WHAT IS NEEDED —
Each line that holds the word "Proctophyllodés" should be returned.

------------------------

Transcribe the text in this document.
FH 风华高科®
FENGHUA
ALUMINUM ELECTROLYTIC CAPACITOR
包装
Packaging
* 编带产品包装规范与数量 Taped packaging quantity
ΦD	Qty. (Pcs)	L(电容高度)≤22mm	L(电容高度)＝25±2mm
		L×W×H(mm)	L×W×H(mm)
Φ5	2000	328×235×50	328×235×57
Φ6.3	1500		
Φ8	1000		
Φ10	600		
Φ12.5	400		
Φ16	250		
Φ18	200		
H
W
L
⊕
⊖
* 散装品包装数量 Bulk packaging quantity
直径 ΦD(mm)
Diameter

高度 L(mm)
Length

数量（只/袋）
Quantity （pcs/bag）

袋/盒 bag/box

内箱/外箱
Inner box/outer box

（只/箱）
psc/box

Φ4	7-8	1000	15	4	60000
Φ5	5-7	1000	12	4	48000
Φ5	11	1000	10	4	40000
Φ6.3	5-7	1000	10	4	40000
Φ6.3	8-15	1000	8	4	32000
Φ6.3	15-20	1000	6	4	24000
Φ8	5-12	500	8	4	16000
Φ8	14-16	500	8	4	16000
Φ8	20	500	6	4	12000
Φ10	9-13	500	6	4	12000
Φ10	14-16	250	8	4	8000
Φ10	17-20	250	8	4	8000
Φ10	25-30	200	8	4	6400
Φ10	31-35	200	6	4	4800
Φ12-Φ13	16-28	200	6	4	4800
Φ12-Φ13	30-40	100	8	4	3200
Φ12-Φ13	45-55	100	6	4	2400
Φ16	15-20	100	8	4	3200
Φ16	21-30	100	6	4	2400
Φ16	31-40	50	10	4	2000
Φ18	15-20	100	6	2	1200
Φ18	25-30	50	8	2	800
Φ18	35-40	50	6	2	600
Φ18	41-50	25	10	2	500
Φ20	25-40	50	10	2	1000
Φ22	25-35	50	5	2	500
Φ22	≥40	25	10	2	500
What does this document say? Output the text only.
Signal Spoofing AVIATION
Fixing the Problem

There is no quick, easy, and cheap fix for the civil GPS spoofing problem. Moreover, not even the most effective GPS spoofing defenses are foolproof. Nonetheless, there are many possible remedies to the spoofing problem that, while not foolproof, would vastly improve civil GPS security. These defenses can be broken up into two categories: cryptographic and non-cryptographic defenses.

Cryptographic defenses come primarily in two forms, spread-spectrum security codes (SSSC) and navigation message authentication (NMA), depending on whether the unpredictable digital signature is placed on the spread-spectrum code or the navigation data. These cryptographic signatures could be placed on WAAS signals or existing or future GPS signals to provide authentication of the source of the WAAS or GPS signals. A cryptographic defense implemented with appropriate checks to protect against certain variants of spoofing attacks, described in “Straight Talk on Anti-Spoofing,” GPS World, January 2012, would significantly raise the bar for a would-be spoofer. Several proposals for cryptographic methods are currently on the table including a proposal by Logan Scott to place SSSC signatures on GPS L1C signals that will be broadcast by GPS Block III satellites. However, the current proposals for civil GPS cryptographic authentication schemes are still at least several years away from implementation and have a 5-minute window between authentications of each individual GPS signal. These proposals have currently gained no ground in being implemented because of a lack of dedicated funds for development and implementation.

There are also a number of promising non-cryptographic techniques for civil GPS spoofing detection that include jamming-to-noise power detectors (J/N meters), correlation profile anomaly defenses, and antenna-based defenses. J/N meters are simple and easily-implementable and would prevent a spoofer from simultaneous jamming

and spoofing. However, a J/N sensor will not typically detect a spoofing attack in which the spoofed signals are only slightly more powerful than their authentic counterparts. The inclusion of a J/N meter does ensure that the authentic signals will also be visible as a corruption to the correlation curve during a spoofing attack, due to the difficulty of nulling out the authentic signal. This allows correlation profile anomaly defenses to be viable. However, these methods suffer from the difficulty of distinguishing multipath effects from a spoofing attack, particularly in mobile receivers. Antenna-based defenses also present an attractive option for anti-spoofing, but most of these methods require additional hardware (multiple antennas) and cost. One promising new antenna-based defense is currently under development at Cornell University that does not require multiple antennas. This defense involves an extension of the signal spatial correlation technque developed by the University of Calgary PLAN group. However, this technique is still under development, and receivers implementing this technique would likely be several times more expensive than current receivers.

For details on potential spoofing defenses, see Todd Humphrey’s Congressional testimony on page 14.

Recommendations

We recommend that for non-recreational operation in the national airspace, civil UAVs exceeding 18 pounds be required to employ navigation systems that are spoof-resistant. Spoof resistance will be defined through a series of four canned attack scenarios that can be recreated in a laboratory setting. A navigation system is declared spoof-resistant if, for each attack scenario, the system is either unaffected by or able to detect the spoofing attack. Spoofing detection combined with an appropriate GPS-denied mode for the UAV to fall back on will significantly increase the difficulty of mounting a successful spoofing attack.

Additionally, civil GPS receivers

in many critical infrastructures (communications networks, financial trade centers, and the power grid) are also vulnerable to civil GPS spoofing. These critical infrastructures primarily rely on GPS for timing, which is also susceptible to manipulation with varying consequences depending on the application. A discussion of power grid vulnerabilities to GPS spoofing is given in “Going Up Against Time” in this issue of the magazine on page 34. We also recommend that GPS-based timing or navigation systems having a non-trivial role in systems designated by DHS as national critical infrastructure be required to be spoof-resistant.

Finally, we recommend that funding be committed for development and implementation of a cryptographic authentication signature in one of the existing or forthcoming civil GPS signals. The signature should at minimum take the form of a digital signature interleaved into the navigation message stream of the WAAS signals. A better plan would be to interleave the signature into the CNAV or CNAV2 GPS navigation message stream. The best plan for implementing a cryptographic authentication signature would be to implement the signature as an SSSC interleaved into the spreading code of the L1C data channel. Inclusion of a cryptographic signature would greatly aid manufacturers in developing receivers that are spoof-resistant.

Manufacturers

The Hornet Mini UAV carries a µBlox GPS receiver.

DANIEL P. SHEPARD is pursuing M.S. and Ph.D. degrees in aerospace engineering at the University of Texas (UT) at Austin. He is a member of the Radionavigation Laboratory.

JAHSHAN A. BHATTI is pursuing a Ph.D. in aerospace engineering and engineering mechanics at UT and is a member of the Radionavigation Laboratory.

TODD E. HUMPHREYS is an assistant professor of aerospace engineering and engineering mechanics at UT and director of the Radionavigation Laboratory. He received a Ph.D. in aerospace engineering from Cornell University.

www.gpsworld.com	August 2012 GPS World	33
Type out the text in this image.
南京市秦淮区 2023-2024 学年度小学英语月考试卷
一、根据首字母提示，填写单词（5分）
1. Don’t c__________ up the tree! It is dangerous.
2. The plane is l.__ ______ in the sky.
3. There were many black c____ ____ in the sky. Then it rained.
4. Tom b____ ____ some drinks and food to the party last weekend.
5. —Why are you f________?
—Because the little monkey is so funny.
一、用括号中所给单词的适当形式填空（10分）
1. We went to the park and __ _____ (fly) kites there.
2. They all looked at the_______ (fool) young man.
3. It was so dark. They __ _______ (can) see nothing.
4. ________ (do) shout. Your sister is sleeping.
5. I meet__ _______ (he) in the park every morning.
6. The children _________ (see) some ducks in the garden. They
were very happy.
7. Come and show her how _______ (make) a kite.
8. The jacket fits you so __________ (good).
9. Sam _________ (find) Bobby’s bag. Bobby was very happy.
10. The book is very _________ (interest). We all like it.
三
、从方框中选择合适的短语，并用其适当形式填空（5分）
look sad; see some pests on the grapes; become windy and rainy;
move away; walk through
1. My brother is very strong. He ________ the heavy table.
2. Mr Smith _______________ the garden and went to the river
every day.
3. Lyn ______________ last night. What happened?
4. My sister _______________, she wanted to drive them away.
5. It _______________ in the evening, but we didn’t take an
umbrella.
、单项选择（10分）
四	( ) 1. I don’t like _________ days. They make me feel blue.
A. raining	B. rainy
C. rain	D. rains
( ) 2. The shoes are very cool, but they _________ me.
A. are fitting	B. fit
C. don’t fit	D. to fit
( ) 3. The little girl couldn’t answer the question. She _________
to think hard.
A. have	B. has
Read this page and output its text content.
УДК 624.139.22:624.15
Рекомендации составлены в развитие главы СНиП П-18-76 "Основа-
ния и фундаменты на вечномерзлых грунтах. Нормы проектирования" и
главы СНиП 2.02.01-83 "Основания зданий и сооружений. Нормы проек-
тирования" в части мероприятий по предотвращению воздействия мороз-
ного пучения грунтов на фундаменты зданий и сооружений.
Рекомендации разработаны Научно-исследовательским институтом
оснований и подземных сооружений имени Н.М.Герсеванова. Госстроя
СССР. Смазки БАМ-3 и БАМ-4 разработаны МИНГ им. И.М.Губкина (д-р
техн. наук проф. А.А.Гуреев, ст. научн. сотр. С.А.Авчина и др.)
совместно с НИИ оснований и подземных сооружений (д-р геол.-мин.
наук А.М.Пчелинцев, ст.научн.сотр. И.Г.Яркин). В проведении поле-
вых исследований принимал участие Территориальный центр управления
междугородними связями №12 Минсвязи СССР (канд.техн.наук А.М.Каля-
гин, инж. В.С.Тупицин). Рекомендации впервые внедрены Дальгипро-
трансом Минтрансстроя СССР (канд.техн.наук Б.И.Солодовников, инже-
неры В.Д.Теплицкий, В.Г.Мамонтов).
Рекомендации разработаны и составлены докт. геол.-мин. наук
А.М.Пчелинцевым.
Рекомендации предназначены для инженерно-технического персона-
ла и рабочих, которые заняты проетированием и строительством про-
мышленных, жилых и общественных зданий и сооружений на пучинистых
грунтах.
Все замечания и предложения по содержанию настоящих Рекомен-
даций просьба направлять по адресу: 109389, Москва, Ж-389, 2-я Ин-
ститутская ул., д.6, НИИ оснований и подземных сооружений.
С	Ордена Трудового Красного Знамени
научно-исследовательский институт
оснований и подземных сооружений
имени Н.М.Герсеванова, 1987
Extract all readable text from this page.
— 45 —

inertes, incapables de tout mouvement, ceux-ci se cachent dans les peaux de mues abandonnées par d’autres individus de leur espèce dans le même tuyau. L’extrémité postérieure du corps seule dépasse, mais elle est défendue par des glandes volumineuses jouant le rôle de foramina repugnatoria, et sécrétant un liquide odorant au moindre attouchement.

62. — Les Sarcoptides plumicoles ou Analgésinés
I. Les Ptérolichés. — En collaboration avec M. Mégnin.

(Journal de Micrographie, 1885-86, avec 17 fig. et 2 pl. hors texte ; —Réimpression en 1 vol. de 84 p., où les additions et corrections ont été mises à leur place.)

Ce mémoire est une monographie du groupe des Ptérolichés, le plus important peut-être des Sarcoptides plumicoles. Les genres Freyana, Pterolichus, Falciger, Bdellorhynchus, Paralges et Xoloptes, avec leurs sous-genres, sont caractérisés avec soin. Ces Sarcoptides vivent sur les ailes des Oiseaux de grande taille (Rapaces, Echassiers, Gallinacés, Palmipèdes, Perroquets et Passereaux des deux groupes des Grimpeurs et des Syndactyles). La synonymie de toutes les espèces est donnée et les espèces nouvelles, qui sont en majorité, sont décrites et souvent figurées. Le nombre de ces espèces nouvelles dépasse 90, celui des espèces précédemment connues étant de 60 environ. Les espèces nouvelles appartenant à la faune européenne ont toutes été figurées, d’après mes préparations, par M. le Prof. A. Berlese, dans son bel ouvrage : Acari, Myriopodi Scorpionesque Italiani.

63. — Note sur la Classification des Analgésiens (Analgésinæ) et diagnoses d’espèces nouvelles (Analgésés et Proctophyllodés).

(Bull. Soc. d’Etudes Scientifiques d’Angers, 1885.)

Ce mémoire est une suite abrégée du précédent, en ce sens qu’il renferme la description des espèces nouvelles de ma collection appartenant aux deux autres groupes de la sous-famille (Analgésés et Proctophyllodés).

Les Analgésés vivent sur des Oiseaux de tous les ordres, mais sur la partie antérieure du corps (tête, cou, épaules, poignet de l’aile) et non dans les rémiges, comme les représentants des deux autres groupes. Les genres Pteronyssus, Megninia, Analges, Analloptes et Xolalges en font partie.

------------------------

WRITTEN REPLY —
63. — Note sur la Classification des Analgésiens (Analgésinæ) et diagnoses d’espèces nouvelles (Analgésés et Proctophyllodés).
Ce mémoire est une suite abrégée du précédent, en ce sens qu’il renferme la description des espèces nouvelles de ma collection appartenant aux deux autres groupes de la sous-famille (Analgésés et Proctophyllodés).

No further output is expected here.